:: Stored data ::
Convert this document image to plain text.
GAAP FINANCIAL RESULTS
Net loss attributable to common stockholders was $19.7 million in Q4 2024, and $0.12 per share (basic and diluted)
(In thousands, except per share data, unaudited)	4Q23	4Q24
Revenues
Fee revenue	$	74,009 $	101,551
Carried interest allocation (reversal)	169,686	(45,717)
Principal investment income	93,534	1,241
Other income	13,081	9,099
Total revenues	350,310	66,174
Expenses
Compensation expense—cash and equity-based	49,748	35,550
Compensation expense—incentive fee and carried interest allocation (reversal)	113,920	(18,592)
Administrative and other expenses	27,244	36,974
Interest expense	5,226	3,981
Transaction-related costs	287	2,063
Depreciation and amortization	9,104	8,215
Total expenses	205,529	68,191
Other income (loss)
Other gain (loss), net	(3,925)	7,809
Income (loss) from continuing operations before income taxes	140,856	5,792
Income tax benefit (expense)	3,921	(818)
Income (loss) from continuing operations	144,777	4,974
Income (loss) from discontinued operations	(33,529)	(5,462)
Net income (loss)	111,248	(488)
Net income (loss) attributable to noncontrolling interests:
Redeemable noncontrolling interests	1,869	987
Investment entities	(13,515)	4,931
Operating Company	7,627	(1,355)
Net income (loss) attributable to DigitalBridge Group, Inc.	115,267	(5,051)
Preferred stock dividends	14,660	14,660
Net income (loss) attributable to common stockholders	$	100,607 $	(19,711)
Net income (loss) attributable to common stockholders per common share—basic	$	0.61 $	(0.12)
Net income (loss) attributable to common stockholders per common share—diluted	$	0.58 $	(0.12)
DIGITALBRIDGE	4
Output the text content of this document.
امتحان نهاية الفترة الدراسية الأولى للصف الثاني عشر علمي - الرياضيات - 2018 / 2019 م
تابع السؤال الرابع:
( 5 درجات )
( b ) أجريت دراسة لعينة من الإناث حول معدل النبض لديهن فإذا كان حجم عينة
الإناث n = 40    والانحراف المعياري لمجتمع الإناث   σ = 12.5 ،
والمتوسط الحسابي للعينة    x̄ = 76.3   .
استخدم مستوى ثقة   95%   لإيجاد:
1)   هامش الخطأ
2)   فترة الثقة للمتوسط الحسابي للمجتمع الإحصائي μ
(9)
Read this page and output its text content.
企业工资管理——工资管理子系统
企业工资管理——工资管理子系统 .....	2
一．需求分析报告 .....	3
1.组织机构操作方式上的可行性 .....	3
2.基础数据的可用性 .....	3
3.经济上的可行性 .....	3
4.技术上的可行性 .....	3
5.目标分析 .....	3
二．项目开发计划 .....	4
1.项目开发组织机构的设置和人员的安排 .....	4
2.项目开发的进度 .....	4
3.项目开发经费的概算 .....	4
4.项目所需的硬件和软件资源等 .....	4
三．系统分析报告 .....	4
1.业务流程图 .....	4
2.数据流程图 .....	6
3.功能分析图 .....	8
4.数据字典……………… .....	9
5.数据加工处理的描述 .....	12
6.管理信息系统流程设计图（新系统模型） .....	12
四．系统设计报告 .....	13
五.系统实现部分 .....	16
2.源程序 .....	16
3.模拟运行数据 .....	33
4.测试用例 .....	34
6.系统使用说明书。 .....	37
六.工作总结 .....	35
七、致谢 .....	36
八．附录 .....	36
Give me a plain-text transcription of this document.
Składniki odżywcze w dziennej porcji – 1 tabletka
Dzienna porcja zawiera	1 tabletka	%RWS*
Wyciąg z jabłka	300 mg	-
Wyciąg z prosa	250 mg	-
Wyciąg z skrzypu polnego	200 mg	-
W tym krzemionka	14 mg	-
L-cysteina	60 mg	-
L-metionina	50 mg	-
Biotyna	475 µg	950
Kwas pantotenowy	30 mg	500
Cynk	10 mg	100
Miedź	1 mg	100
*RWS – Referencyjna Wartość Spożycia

:: GIVEN INSTRUCTION ::
Print every entry exactly as written.

:: COMPLETE OUTPUT ::
Convert this document image to plain text.
GAAP FINANCIAL RESULTS
Net loss attributable to common stockholders was $19.7 million in Q4 2024, and $0.12 per share (basic and diluted)
(In thousands, except per share data, unaudited)	4Q23	4Q24
Revenues
Fee revenue	$	74,009 $	101,551
Carried interest allocation (reversal)	169,686	(45,717)
Principal investment income	93,534	1,241
Other income	13,081	9,099
Total revenues	350,310	66,174
Expenses
Compensation expense—cash and equity-based	49,748	35,550
Compensation expense—incentive fee and carried interest allocation (reversal)	113,920	(18,592)
Administrative and other expenses	27,244	36,974
Interest expense	5,226	3,981
Transaction-related costs	287	2,063
Depreciation and amortization	9,104	8,215
Total expenses	205,529	68,191
Other income (loss)
Other gain (loss), net	(3,925)	7,809
Income (loss) from continuing operations before income taxes	140,856	5,792
Income tax benefit (expense)	3,921	(818)
Income (loss) from continuing operations	144,777	4,974
Income (loss) from discontinued operations	(33,529)	(5,462)
Net income (loss)	111,248	(488)
Net income (loss) attributable to noncontrolling interests:
Redeemable noncontrolling interests	1,869	987
Investment entities	(13,515)	4,931
Operating Company	7,627	(1,355)
Net income (loss) attributable to DigitalBridge Group, Inc.	115,267	(5,051)
Preferred stock dividends	14,660	14,660
Net income (loss) attributable to common stockholders	$	100,607 $	(19,711)
Net income (loss) attributable to common stockholders per common share—basic	$	0.61 $	(0.12)
Net income (loss) attributable to common stockholders per common share—diluted	$	0.58 $	(0.12)
DIGITALBRIDGE	4
Output the text content of this document.
امتحان نهاية الفترة الدراسية الأولى للصف الثاني عشر علمي - الرياضيات - 2018 / 2019 م
تابع السؤال الرابع:
( 5 درجات )
( b ) أجريت دراسة لعينة من الإناث حول معدل النبض لديهن فإذا كان حجم عينة
الإناث n = 40    والانحراف المعياري لمجتمع الإناث   σ = 12.5 ،
والمتوسط الحسابي للعينة    x̄ = 76.3   .
استخدم مستوى ثقة   95%   لإيجاد:
1)   هامش الخطأ
2)   فترة الثقة للمتوسط الحسابي للمجتمع الإحصائي μ
(9)
Read this page and output its text content.
企业工资管理——工资管理子系统
企业工资管理——工资管理子系统 .....	2
一．需求分析报告 .....	3
1.组织机构操作方式上的可行性 .....	3
2.基础数据的可用性 .....	3
3.经济上的可行性 .....	3
4.技术上的可行性 .....	3
5.目标分析 .....	3
二．项目开发计划 .....	4
1.项目开发组织机构的设置和人员的安排 .....	4
2.项目开发的进度 .....	4
3.项目开发经费的概算 .....	4
4.项目所需的硬件和软件资源等 .....	4
三．系统分析报告 .....	4
1.业务流程图 .....	4
2.数据流程图 .....	6
3.功能分析图 .....	8
4.数据字典……………… .....	9
5.数据加工处理的描述 .....	12
6.管理信息系统流程设计图（新系统模型） .....	12
四．系统设计报告 .....	13
五.系统实现部分 .....	16
2.源程序 .....	16
3.模拟运行数据 .....	33
4.测试用例 .....	34
6.系统使用说明书。 .....	37
六.工作总结 .....	35
七、致谢 .....	36
八．附录 .....	36
Give me a plain-text transcription of this document.
Składniki odżywcze w dziennej porcji – 1 tabletka
Dzienna porcja zawiera	1 tabletka	%RWS*
Wyciąg z jabłka	300 mg	-
Wyciąg z prosa	250 mg	-
Wyciąg z skrzypu polnego	200 mg	-
W tym krzemionka	14 mg	-
L-cysteina	60 mg	-
L-metionina	50 mg	-
Biotyna	475 µg	950
Kwas pantotenowy	30 mg	500
Cynk	10 mg	100
Miedź	1 mg	100
*RWS – Referencyjna Wartość Spożycia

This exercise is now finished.